>> Start Working data

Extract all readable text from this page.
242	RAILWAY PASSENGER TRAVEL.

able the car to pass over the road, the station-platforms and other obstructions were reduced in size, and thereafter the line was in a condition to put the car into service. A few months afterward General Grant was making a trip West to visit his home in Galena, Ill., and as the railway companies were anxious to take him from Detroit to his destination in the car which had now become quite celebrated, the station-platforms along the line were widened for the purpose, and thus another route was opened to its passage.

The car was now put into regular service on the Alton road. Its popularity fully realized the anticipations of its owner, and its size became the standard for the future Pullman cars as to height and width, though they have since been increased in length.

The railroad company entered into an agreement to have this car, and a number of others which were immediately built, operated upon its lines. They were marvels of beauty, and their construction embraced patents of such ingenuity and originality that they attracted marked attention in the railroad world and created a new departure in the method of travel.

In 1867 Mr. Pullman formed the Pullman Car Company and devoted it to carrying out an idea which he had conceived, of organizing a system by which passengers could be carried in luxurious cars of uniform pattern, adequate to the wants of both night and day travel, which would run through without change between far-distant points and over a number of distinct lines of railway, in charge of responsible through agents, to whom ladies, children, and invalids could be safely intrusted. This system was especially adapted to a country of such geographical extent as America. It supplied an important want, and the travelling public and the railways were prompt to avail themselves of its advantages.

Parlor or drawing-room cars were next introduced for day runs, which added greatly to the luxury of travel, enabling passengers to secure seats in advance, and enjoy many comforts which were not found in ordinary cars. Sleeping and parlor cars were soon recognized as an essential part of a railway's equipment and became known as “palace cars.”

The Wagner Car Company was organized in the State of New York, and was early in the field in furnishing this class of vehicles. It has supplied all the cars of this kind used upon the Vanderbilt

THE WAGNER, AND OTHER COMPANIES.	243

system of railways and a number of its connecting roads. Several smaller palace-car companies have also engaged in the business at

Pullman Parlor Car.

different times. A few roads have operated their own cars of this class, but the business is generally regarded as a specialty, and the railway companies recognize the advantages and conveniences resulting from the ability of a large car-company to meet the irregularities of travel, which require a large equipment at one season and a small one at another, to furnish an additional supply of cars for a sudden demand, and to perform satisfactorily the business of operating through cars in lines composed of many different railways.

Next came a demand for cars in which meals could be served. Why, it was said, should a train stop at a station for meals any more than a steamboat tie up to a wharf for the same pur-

>> End Working data

● Brief
Go through the entries above and copy every line containing "Parlor".

● Exercise result
Parlor or drawing-room cars were next introduced for day runs, which added greatly to the luxury of travel, enabling passengers to secure seats in advance, and enjoy many comforts which were not found in ordinary cars. Sleeping and parlor cars were soon recognized as an essential part of a railway's equipment and became known as “palace cars.”
Pullman Parlor Car.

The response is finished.